TASK OBJECTIVE: Please return the full listing below without altering anything.

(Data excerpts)

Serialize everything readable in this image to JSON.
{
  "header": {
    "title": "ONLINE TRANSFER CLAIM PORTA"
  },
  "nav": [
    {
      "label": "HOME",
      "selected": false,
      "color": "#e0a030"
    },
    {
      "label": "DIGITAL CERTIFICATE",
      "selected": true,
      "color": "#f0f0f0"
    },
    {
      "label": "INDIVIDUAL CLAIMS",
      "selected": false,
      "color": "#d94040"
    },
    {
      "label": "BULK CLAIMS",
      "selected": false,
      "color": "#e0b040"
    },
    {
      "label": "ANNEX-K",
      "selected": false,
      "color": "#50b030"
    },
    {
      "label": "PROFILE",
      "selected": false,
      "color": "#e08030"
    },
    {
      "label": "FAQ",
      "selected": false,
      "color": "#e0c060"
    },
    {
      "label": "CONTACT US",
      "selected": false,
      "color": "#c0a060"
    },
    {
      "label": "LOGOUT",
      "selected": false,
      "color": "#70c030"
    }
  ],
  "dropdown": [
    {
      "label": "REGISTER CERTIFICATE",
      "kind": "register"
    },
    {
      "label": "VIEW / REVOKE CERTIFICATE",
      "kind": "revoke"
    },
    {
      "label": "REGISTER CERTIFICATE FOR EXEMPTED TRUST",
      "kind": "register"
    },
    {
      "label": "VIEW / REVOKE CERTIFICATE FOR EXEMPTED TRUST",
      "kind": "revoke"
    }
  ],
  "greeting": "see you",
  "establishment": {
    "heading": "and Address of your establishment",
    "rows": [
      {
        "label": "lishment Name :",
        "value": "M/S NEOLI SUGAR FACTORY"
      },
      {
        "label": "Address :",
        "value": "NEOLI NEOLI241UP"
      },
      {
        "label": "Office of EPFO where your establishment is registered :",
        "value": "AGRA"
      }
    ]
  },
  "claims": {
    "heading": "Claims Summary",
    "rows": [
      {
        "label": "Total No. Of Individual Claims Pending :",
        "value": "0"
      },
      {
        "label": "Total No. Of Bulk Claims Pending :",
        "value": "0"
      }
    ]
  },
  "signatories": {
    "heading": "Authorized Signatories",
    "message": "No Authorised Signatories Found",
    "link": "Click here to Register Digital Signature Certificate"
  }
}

THE ANSWER:
Serialize everything readable in this image to JSON.
{
  "header": {
    "title": "ONLINE TRANSFER CLAIM PORTA"
  },
  "nav": [
    {
      "label": "HOME",
      "selected": false,
      "color": "#e0a030"
    },
    {
      "label": "DIGITAL CERTIFICATE",
      "selected": true,
      "color": "#f0f0f0"
    },
    {
      "label": "INDIVIDUAL CLAIMS",
      "selected": false,
      "color": "#d94040"
    },
    {
      "label": "BULK CLAIMS",
      "selected": false,
      "color": "#e0b040"
    },
    {
      "label": "ANNEX-K",
      "selected": false,
      "color": "#50b030"
    },
    {
      "label": "PROFILE",
      "selected": false,
      "color": "#e08030"
    },
    {
      "label": "FAQ",
      "selected": false,
      "color": "#e0c060"
    },
    {
      "label": "CONTACT US",
      "selected": false,
      "color": "#c0a060"
    },
    {
      "label": "LOGOUT",
      "selected": false,
      "color": "#70c030"
    }
  ],
  "dropdown": [
    {
      "label": "REGISTER CERTIFICATE",
      "kind": "register"
    },
    {
      "label": "VIEW / REVOKE CERTIFICATE",
      "kind": "revoke"
    },
    {
      "label": "REGISTER CERTIFICATE FOR EXEMPTED TRUST",
      "kind": "register"
    },
    {
      "label": "VIEW / REVOKE CERTIFICATE FOR EXEMPTED TRUST",
      "kind": "revoke"
    }
  ],
  "greeting": "see you",
  "establishment": {
    "heading": "and Address of your establishment",
    "rows": [
      {
        "label": "lishment Name :",
        "value": "M/S NEOLI SUGAR FACTORY"
      },
      {
        "label": "Address :",
        "value": "NEOLI NEOLI241UP"
      },
      {
        "label": "Office of EPFO where your establishment is registered :",
        "value": "AGRA"
      }
    ]
  },
  "claims": {
    "heading": "Claims Summary",
    "rows": [
      {
        "label": "Total No. Of Individual Claims Pending :",
        "value": "0"
      },
      {
        "label": "Total No. Of Bulk Claims Pending :",
        "value": "0"
      }
    ]
  },
  "signatories": {
    "heading": "Authorized Signatories",
    "message": "No Authorised Signatories Found",
    "link": "Click here to Register Digital Signature Certificate"
  }
}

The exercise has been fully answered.